-- Required task --
Word for word, quote all of the material, omitting the pictures.

[Dataset entries]
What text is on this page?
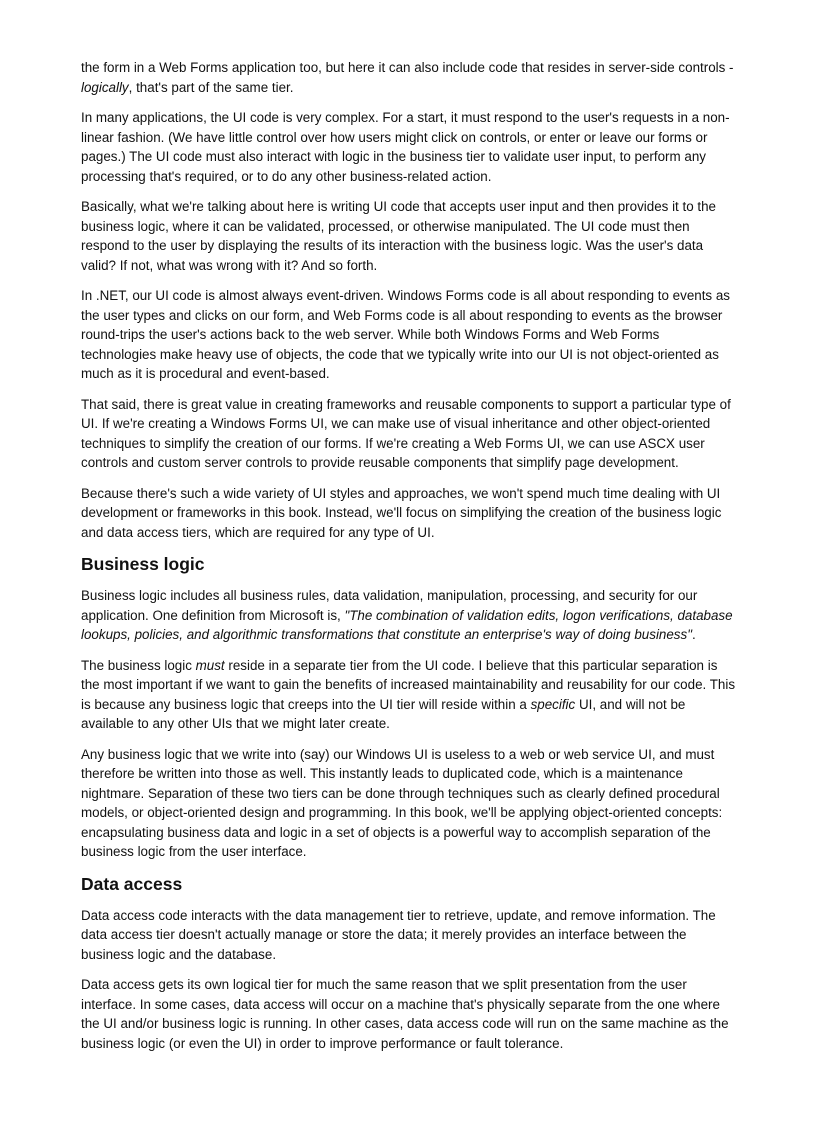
the form in a Web Forms application too, but here it can also include code that resides in server-side controls - logically, that's part of the same tier.

In many applications, the UI code is very complex. For a start, it must respond to the user's requests in a non-linear fashion. (We have little control over how users might click on controls, or enter or leave our forms or pages.) The UI code must also interact with logic in the business tier to validate user input, to perform any processing that's required, or to do any other business-related action.

Basically, what we're talking about here is writing UI code that accepts user input and then provides it to the business logic, where it can be validated, processed, or otherwise manipulated. The UI code must then respond to the user by displaying the results of its interaction with the business logic. Was the user's data valid? If not, what was wrong with it? And so forth.

In .NET, our UI code is almost always event-driven. Windows Forms code is all about responding to events as the user types and clicks on our form, and Web Forms code is all about responding to events as the browser round-trips the user's actions back to the web server. While both Windows Forms and Web Forms technologies make heavy use of objects, the code that we typically write into our UI is not object-oriented as much as it is procedural and event-based.

That said, there is great value in creating frameworks and reusable components to support a particular type of UI. If we're creating a Windows Forms UI, we can make use of visual inheritance and other object-oriented techniques to simplify the creation of our forms. If we're creating a Web Forms UI, we can use ASCX user controls and custom server controls to provide reusable components that simplify page development.

Because there's such a wide variety of UI styles and approaches, we won't spend much time dealing with UI development or frameworks in this book. Instead, we'll focus on simplifying the creation of the business logic and data access tiers, which are required for any type of UI.

Business logic

Business logic includes all business rules, data validation, manipulation, processing, and security for our application. One definition from Microsoft is, "The combination of validation edits, logon verifications, database lookups, policies, and algorithmic transformations that constitute an enterprise's way of doing business".

The business logic must reside in a separate tier from the UI code. I believe that this particular separation is the most important if we want to gain the benefits of increased maintainability and reusability for our code. This is because any business logic that creeps into the UI tier will reside within a specific UI, and will not be available to any other UIs that we might later create.

Any business logic that we write into (say) our Windows UI is useless to a web or web service UI, and must therefore be written into those as well. This instantly leads to duplicated code, which is a maintenance nightmare. Separation of these two tiers can be done through techniques such as clearly defined procedural models, or object-oriented design and programming. In this book, we'll be applying object-oriented concepts: encapsulating business data and logic in a set of objects is a powerful way to accomplish separation of the business logic from the user interface.

Data access

Data access code interacts with the data management tier to retrieve, update, and remove information. The data access tier doesn't actually manage or store the data; it merely provides an interface between the business logic and the database.

Data access gets its own logical tier for much the same reason that we split presentation from the user interface. In some cases, data access will occur on a machine that's physically separate from the one where the UI and/or business logic is running. In other cases, data access code will run on the same machine as the business logic (or even the UI) in order to improve performance or fault tolerance.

-- Final result --
What text is on this page?
the form in a Web Forms application too, but here it can also include code that resides in server-side controls - logically, that's part of the same tier.

In many applications, the UI code is very complex. For a start, it must respond to the user's requests in a non-linear fashion. (We have little control over how users might click on controls, or enter or leave our forms or pages.) The UI code must also interact with logic in the business tier to validate user input, to perform any processing that's required, or to do any other business-related action.

Basically, what we're talking about here is writing UI code that accepts user input and then provides it to the business logic, where it can be validated, processed, or otherwise manipulated. The UI code must then respond to the user by displaying the results of its interaction with the business logic. Was the user's data valid? If not, what was wrong with it? And so forth.

In .NET, our UI code is almost always event-driven. Windows Forms code is all about responding to events as the user types and clicks on our form, and Web Forms code is all about responding to events as the browser round-trips the user's actions back to the web server. While both Windows Forms and Web Forms technologies make heavy use of objects, the code that we typically write into our UI is not object-oriented as much as it is procedural and event-based.

That said, there is great value in creating frameworks and reusable components to support a particular type of UI. If we're creating a Windows Forms UI, we can make use of visual inheritance and other object-oriented techniques to simplify the creation of our forms. If we're creating a Web Forms UI, we can use ASCX user controls and custom server controls to provide reusable components that simplify page development.

Because there's such a wide variety of UI styles and approaches, we won't spend much time dealing with UI development or frameworks in this book. Instead, we'll focus on simplifying the creation of the business logic and data access tiers, which are required for any type of UI.

Business logic

Business logic includes all business rules, data validation, manipulation, processing, and security for our application. One definition from Microsoft is, "The combination of validation edits, logon verifications, database lookups, policies, and algorithmic transformations that constitute an enterprise's way of doing business".

The business logic must reside in a separate tier from the UI code. I believe that this particular separation is the most important if we want to gain the benefits of increased maintainability and reusability for our code. This is because any business logic that creeps into the UI tier will reside within a specific UI, and will not be available to any other UIs that we might later create.

Any business logic that we write into (say) our Windows UI is useless to a web or web service UI, and must therefore be written into those as well. This instantly leads to duplicated code, which is a maintenance nightmare. Separation of these two tiers can be done through techniques such as clearly defined procedural models, or object-oriented design and programming. In this book, we'll be applying object-oriented concepts: encapsulating business data and logic in a set of objects is a powerful way to accomplish separation of the business logic from the user interface.

Data access

Data access code interacts with the data management tier to retrieve, update, and remove information. The data access tier doesn't actually manage or store the data; it merely provides an interface between the business logic and the database.

Data access gets its own logical tier for much the same reason that we split presentation from the user interface. In some cases, data access will occur on a machine that's physically separate from the one where the UI and/or business logic is running. In other cases, data access code will run on the same machine as the business logic (or even the UI) in order to improve performance or fault tolerance.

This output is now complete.